(Items from a dataset)
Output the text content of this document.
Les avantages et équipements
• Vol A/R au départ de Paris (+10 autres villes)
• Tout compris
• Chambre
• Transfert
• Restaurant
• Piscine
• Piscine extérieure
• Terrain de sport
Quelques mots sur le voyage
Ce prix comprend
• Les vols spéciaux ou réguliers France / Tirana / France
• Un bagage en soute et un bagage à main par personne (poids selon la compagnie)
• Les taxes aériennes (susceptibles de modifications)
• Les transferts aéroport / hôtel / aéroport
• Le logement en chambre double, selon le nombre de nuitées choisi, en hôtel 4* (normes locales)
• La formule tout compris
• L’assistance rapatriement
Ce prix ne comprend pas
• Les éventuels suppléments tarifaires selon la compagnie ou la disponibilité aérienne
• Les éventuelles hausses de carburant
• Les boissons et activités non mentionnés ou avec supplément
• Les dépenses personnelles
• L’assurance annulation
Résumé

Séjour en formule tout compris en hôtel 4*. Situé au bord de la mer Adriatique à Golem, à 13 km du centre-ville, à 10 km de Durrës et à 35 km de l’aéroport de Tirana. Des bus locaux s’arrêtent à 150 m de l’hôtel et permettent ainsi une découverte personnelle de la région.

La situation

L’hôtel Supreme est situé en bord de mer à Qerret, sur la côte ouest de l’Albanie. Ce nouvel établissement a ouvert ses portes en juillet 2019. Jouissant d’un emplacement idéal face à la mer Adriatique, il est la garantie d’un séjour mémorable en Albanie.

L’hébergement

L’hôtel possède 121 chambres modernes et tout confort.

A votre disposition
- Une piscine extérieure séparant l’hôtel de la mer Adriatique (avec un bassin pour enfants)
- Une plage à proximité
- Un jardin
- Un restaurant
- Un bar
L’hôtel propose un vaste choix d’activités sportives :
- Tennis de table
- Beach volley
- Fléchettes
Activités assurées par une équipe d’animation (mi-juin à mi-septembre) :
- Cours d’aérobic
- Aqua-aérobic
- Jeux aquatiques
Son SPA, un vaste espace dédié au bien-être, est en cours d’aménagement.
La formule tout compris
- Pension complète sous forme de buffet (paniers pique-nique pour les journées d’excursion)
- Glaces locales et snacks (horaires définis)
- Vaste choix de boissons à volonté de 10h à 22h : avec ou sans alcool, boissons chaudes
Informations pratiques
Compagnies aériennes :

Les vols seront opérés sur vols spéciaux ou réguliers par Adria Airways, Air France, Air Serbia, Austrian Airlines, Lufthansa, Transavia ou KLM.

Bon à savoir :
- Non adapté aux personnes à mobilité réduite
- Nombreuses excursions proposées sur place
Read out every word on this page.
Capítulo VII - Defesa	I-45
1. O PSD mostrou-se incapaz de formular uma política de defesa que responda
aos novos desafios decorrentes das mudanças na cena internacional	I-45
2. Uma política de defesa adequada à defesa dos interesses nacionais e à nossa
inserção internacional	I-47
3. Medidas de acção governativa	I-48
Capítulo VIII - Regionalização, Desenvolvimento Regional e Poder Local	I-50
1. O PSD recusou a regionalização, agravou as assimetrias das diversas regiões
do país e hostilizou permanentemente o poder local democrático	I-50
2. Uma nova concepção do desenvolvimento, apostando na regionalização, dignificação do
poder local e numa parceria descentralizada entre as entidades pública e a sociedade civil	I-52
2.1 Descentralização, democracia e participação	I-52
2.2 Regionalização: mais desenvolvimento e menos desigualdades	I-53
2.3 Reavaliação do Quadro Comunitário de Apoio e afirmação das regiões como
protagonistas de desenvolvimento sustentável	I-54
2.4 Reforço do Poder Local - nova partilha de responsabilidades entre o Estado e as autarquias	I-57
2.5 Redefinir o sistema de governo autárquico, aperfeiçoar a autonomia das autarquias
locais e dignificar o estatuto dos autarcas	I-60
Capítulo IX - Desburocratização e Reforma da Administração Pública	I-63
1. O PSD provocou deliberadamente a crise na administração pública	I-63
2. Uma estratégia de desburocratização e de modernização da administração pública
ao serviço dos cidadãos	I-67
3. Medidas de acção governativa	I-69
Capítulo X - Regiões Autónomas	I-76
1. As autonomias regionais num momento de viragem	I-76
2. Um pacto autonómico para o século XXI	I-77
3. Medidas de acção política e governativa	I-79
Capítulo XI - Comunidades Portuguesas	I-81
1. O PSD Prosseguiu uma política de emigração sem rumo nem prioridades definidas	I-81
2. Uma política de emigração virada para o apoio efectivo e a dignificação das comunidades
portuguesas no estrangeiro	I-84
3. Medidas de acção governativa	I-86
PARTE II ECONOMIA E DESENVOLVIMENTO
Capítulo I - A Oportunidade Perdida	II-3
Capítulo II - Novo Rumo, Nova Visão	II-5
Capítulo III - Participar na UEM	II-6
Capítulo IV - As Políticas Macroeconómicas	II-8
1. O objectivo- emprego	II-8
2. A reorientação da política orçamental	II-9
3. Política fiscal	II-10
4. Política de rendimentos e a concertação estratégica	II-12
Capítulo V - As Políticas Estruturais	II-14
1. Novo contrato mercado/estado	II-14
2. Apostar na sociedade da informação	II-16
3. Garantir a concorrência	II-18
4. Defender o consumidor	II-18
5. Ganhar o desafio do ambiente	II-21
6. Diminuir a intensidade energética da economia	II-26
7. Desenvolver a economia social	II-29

> _Exercise brief_
List the lines of the records where "autarquias" occurs.

> _Final result_
2.4 Reforço do Poder Local - nova partilha de responsabilidades entre o Estado e as autarquias	I-57
2.5 Redefinir o sistema de governo autárquico, aperfeiçoar a autonomia das autarquias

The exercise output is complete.